## Begin

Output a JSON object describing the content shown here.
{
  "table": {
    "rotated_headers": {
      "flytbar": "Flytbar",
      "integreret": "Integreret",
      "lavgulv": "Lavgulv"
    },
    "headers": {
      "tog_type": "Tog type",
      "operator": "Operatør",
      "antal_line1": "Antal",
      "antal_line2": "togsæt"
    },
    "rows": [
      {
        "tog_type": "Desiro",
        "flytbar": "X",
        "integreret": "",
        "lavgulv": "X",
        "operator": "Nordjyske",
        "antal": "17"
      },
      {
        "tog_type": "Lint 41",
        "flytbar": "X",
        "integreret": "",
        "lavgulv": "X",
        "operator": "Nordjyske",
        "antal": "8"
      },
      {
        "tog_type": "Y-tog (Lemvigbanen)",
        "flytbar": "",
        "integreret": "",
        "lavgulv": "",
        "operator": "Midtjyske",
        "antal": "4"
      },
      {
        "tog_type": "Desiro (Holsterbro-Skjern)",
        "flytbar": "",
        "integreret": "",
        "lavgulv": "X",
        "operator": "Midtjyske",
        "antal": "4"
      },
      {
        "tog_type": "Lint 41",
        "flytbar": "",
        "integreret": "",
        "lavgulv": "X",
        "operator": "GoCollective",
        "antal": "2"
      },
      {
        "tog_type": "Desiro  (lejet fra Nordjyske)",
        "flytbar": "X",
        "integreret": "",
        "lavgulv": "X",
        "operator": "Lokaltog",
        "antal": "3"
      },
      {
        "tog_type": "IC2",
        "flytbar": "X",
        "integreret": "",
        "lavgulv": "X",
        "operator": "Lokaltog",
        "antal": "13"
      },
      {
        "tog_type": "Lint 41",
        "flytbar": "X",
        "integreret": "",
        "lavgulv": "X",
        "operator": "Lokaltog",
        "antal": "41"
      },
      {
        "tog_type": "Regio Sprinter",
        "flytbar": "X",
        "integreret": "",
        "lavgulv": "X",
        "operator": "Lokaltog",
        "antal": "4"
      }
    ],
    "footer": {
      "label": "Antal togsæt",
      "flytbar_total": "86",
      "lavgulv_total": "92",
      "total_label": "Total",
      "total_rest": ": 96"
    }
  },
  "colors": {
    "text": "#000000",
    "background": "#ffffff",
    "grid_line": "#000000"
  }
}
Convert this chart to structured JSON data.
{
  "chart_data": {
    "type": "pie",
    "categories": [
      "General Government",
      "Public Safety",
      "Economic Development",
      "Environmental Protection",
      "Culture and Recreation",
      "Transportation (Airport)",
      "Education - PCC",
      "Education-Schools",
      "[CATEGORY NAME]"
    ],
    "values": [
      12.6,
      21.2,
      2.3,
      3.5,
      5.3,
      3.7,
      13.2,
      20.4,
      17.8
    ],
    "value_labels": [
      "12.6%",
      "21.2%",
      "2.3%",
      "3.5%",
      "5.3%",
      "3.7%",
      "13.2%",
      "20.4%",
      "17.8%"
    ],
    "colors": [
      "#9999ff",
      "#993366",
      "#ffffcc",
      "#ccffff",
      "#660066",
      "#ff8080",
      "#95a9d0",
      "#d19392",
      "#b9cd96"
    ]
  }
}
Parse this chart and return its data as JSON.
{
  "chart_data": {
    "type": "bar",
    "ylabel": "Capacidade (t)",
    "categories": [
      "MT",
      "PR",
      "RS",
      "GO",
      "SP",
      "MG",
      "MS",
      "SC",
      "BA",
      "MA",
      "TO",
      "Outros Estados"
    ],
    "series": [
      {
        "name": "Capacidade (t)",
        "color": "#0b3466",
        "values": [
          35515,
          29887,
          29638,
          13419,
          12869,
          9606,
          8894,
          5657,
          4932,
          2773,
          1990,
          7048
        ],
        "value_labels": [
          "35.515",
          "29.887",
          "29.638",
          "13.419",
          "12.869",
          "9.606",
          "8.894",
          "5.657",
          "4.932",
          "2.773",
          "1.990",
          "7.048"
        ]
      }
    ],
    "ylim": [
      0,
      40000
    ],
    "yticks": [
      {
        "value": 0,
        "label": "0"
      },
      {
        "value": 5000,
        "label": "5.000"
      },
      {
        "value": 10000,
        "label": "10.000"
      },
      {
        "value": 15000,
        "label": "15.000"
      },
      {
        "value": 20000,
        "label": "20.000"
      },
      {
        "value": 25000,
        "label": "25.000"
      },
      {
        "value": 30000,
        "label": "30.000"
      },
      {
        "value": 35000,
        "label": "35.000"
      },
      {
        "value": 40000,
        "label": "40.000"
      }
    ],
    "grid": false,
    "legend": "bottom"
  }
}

## End

→ **INSTRUCTION**:
Your task is to reproduce, exactly and exclusively, the lines from the one holding "Parse this chart and return its data as JSON." through the final line of the listing.

→ **EXERCISE SOLUTION**:
Parse this chart and return its data as JSON.
{
  "chart_data": {
    "type": "bar",
    "ylabel": "Capacidade (t)",
    "categories": [
      "MT",
      "PR",
      "RS",
      "GO",
      "SP",
      "MG",
      "MS",
      "SC",
      "BA",
      "MA",
      "TO",
      "Outros Estados"
    ],
    "series": [
      {
        "name": "Capacidade (t)",
        "color": "#0b3466",
        "values": [
          35515,
          29887,
          29638,
          13419,
          12869,
          9606,
          8894,
          5657,
          4932,
          2773,
          1990,
          7048
        ],
        "value_labels": [
          "35.515",
          "29.887",
          "29.638",
          "13.419",
          "12.869",
          "9.606",
          "8.894",
          "5.657",
          "4.932",
          "2.773",
          "1.990",
          "7.048"
        ]
      }
    ],
    "ylim": [
      0,
      40000
    ],
    "yticks": [
      {
        "value": 0,
        "label": "0"
      },
      {
        "value": 5000,
        "label": "5.000"
      },
      {
        "value": 10000,
        "label": "10.000"
      },
      {
        "value": 15000,
        "label": "15.000"
      },
      {
        "value": 20000,
        "label": "20.000"
      },
      {
        "value": 25000,
        "label": "25.000"
      },
      {
        "value": 30000,
        "label": "30.000"
      },
      {
        "value": 35000,
        "label": "35.000"
      },
      {
        "value": 40000,
        "label": "40.000"
      }
    ],
    "grid": false,
    "legend": "bottom"
  }
}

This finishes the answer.